= Given problem 1 =
Repeat word for word the lines of the listing below, from its very first line through the line containing "word-list-item[interactable]: offer ★: [0, 139, 431, 181]", both included.
═══ Page extract ═══
Features of savings plans that you need to know

A savings plan is a form of life insurance investment plan that provides dual benefits of Insurance as well as allows you to multiply your invested amount to increase in a systematic and disciplined manner. With the help of such life insurance plans, an individual would be able to meet his/her family’s future financial demands and ensure the achievement of their financial objectives. Before one selects the best savings plan, it is important to know the important aspects of a savings plan, and they are as follows:

Tenure and Entry age: Savings plans typically have a broader entry age range and a more flexible policy term or investment tenure. The policyholder’s risk appetite for the savings plan is determined by his or her age at the time of the transaction, and afterwards, the best savings plan is tailored to fit the policyholder’s risk profile. Young individuals in their twenties and thirties are willing to take on more risk in exchange for higher returns, and life insurance plans like unit-linked insurance plans (ULIPs) are best suited to their higher risk tolerance. Saving investment plans, such as money-back plans or endowment plans, are better suited for risk-averse investors who want to keep their money safe, even if the returns are low in comparison to other investment instruments. If one chooses long-term tenure in a savings plan, one will be able to accumulate substantial funds during the policy period.

Gives you an option to add riders: Savings plans, such as ULIPs, provide the added benefit of both life insurance coverage and market-linked savings returns, making them a popular savings plan. One can also add specific riders that will help to increase coverage and provide financial protection to your family against accidental death, disability, or severe illness.

Charges: Savings plans include a number of additional fees, and understanding these fees and the expenses associated with specific actions is critical when choosing the best savings plan for yourself. Administration charges, fund management charges, switching charges, mortality charges, premium allocation charges, partial withdrawal charges, discontinuance charges, and other miscellaneous fees constitute additional expenses. While these expenses are unavoidable in certain situations, an ideal savings plan would have the lowest possible charges and provide more flexibility in terms of cash withdrawal, bonus, and policy tenure.

Tax Benefits: The best savings plan must also be effective in helping you save taxes. The premiums paid for most life insurance savings plans are deducted from taxable income up to Rs. 1 lakh under Section 80c of the Indian Income Tax Act, 1961. The savings plan’s maturity and death benefits are also tax deductible under Section 10D of the Indian Income Tax Act of 1961, making it the best tax-saving option. However, you must keep in mind that your annual investment in the plan cannot exceed 10% of the plan’s life cover. For example, if you want to save Rs. 50 lakhs, a guaranteed saving plan will accept that amount as the base life cover and determine your premium. All you have to do is ensure that the annual premium in any financial year does not exceed Rs. 5 lakhs.

Furthermore, you cannot easily deposit more than Rs. 5 lakhs in the plan in any fiscal year. If you do so, the maturity value of your investment will be taxable.
═══ Records for processing ═══
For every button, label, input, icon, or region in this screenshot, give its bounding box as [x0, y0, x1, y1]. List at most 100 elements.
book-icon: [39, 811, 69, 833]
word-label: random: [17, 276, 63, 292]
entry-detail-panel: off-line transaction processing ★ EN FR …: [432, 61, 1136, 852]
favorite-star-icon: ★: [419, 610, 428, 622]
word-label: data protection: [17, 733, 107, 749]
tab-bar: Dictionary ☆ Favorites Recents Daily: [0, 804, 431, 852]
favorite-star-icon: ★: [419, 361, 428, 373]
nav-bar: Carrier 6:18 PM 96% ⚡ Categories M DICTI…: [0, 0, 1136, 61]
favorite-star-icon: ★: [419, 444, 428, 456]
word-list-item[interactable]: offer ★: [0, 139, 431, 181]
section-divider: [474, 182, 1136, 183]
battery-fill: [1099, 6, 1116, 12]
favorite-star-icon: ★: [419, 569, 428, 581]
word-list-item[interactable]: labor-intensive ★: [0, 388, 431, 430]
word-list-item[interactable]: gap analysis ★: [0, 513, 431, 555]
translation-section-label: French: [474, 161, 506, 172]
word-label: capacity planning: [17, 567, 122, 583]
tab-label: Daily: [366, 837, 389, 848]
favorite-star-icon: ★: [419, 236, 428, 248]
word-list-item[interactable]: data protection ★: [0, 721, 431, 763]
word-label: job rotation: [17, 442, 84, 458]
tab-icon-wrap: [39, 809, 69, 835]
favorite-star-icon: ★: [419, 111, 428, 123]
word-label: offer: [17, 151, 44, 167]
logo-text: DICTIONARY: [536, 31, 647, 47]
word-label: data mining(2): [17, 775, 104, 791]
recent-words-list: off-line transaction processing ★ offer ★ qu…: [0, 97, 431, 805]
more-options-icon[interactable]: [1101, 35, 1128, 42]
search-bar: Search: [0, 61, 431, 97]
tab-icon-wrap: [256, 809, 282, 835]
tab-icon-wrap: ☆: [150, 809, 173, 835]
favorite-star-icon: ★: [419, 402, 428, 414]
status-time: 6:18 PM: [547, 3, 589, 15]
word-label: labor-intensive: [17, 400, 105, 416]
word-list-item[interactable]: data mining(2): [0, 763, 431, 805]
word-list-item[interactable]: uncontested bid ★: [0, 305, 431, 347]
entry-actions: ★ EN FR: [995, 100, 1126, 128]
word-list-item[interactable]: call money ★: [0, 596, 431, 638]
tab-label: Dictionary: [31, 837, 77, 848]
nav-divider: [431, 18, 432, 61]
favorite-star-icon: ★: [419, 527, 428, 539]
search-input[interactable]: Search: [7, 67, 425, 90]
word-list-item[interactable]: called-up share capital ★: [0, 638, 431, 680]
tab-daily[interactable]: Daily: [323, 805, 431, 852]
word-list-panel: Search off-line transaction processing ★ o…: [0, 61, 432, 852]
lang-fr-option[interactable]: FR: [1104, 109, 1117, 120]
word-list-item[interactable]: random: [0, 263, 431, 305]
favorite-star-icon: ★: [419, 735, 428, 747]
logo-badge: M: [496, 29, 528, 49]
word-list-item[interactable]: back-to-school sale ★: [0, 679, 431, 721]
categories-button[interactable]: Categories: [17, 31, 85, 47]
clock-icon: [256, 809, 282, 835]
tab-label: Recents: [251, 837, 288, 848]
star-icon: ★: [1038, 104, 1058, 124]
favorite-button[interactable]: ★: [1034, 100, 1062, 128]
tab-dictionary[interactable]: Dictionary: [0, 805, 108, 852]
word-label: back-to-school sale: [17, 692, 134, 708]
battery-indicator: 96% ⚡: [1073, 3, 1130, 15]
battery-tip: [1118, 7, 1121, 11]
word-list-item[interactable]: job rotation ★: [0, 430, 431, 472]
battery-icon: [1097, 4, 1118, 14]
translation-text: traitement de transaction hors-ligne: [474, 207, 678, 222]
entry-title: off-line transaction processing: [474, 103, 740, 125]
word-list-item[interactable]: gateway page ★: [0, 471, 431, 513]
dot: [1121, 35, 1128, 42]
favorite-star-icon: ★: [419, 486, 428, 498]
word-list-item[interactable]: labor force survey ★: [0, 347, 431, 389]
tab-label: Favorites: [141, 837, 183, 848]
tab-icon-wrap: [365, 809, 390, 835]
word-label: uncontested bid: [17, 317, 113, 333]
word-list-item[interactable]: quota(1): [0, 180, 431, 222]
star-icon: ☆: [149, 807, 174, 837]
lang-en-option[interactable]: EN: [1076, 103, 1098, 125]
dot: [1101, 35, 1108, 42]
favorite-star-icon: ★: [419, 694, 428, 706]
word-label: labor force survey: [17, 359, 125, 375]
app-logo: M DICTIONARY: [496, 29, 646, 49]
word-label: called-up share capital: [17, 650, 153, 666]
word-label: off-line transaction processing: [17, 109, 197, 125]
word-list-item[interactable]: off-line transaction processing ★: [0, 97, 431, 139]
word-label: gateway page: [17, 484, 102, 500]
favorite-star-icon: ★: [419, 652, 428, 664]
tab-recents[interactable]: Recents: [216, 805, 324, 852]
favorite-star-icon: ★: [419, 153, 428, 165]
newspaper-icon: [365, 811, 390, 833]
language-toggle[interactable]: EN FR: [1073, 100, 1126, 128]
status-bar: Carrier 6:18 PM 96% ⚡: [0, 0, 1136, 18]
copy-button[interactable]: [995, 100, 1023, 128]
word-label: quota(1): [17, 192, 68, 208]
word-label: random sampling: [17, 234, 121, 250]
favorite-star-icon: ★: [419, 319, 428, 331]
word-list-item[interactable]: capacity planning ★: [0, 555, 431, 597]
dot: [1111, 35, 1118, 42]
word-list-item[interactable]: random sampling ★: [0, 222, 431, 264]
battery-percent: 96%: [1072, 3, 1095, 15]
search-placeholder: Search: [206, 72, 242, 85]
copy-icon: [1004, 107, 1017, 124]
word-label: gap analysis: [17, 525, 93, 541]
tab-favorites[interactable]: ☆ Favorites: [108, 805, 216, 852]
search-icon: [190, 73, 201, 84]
═══
= Given problem 2 =
Quote the savings plan article above exactly, from "Tax Benefits: The" to "Rs. 5 lakhs.".

= Reply 1 =
For every button, label, input, icon, or region in this screenshot, give its bounding box as [x0, y0, x1, y1]. List at most 100 elements.
book-icon: [39, 811, 69, 833]
word-label: random: [17, 276, 63, 292]
entry-detail-panel: off-line transaction processing ★ EN FR …: [432, 61, 1136, 852]
favorite-star-icon: ★: [419, 610, 428, 622]
word-label: data protection: [17, 733, 107, 749]
tab-bar: Dictionary ☆ Favorites Recents Daily: [0, 804, 431, 852]
favorite-star-icon: ★: [419, 361, 428, 373]
nav-bar: Carrier 6:18 PM 96% ⚡ Categories M DICTI…: [0, 0, 1136, 61]
favorite-star-icon: ★: [419, 444, 428, 456]
word-list-item[interactable]: offer ★: [0, 139, 431, 181]

= Reply 2 =
Tax Benefits: The best savings plan must also be effective in helping you save taxes. The premiums paid for most life insurance savings plans are deducted from taxable income up to Rs. 1 lakh under Section 80c of the Indian Income Tax Act, 1961. The savings plan’s maturity and death benefits are also tax deductible under Section 10D of the Indian Income Tax Act of 1961, making it the best tax-saving option. However, you must keep in mind that your annual investment in the plan cannot exceed 10% of the plan’s life cover. For example, if you want to save Rs. 50 lakhs, a guaranteed saving plan will accept that amount as the base life cover and determine your premium. All you have to do is ensure that the annual premium in any financial year does not exceed Rs. 5 lakhs.